- **INFORMATION SUPPLIED**
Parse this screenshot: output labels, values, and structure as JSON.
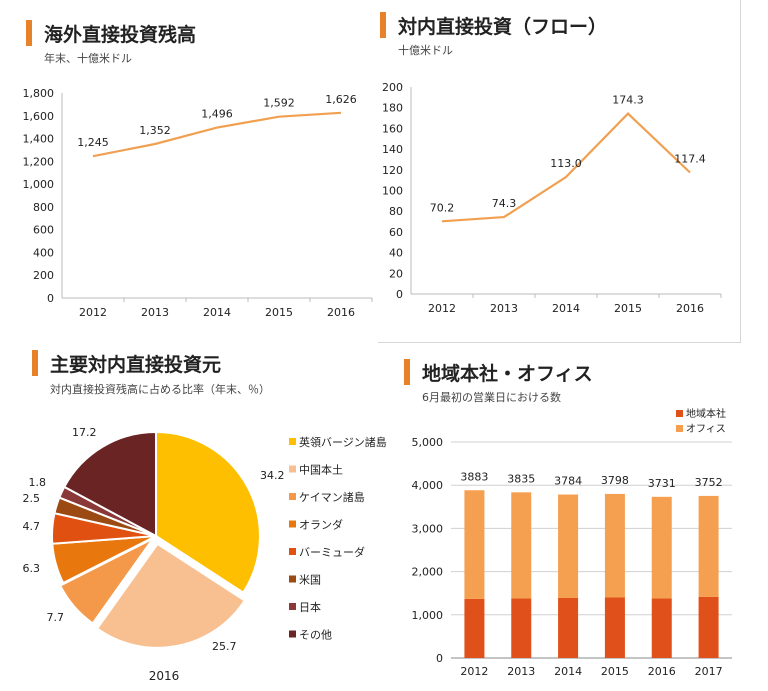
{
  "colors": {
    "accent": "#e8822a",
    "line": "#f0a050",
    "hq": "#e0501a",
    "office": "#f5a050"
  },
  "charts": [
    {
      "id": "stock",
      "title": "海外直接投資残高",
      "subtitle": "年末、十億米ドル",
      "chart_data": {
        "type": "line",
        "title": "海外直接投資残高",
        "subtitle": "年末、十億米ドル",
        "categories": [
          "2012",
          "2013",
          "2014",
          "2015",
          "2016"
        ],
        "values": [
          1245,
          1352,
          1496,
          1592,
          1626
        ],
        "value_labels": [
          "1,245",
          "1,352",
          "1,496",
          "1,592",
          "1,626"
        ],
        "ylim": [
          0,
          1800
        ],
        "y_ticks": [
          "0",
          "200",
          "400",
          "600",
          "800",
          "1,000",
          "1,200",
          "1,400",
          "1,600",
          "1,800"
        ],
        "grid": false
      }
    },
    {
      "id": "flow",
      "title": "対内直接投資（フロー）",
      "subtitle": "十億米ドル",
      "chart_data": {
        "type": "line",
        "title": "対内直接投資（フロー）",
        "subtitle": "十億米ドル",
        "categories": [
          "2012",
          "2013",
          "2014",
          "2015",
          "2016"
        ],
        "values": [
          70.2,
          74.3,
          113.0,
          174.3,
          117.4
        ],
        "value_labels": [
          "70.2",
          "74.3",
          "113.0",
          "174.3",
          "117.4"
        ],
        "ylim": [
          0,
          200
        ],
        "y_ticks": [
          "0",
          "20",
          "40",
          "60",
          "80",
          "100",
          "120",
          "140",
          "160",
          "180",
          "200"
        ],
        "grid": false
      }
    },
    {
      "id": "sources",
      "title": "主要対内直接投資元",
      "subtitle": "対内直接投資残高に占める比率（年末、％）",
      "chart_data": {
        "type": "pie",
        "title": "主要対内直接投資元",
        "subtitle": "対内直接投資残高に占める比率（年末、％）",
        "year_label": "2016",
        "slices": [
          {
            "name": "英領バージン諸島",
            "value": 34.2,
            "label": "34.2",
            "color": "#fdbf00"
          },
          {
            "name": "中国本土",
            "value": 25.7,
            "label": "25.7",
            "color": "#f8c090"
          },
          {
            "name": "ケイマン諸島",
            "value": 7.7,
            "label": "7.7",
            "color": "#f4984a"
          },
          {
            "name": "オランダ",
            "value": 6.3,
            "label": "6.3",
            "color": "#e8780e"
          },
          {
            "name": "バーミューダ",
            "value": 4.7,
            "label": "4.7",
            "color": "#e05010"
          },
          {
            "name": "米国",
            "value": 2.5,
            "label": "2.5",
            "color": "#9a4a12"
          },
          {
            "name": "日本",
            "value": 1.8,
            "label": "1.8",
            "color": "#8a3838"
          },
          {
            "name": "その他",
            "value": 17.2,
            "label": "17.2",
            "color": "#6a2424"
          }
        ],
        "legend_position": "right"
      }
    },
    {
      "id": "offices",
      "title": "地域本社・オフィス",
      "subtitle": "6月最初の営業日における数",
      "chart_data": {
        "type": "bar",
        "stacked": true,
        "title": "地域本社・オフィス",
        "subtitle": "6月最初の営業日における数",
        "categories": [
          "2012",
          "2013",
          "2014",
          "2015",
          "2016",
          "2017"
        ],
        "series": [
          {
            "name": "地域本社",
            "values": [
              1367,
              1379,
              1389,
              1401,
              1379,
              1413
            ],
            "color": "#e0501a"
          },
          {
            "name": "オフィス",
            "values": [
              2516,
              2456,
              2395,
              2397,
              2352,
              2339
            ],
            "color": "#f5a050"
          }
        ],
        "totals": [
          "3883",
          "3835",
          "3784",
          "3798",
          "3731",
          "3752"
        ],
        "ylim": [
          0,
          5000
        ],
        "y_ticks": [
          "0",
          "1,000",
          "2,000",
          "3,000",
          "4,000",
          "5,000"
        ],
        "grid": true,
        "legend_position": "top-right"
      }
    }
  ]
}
...
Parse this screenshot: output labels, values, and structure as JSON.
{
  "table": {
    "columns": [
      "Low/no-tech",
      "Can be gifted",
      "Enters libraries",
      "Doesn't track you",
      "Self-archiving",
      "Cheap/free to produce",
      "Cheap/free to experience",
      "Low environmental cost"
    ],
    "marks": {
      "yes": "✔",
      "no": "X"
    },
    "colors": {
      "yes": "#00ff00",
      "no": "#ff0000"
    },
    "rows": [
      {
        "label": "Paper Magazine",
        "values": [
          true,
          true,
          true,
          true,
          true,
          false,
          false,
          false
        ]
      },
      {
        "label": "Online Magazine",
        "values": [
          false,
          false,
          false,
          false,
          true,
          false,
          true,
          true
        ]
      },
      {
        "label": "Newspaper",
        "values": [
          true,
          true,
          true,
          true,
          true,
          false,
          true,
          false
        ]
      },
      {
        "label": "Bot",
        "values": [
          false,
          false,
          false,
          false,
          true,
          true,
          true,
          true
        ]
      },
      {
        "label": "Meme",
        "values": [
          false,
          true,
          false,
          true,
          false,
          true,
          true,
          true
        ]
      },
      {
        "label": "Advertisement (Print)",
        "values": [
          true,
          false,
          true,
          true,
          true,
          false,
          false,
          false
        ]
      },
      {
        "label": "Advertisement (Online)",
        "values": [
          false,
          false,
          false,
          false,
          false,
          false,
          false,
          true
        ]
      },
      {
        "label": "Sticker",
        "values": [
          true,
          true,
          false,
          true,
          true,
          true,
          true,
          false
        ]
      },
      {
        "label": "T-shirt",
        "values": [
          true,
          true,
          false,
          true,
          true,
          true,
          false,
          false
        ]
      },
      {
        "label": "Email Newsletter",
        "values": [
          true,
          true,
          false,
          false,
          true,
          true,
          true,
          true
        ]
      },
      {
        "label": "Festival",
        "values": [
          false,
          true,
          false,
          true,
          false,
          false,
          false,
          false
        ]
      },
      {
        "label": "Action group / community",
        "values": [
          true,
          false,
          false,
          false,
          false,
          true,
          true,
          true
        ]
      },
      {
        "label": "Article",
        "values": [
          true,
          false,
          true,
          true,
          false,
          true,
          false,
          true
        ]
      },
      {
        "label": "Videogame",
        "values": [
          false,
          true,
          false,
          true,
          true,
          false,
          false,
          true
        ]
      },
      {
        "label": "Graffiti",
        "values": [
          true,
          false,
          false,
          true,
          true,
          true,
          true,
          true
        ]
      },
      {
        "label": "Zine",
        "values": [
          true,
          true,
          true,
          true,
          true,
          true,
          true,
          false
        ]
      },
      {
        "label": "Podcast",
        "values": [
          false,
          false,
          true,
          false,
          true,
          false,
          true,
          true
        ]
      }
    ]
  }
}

- **INSTRUCTIONS FOR THE TASK**
Pick out the lines above containing the word "十億米ドル", then copy them.

- **FULL ANSWER**
      "subtitle": "年末、十億米ドル",
        "subtitle": "年末、十億米ドル",
      "subtitle": "十億米ドル",
        "subtitle": "十億米ドル",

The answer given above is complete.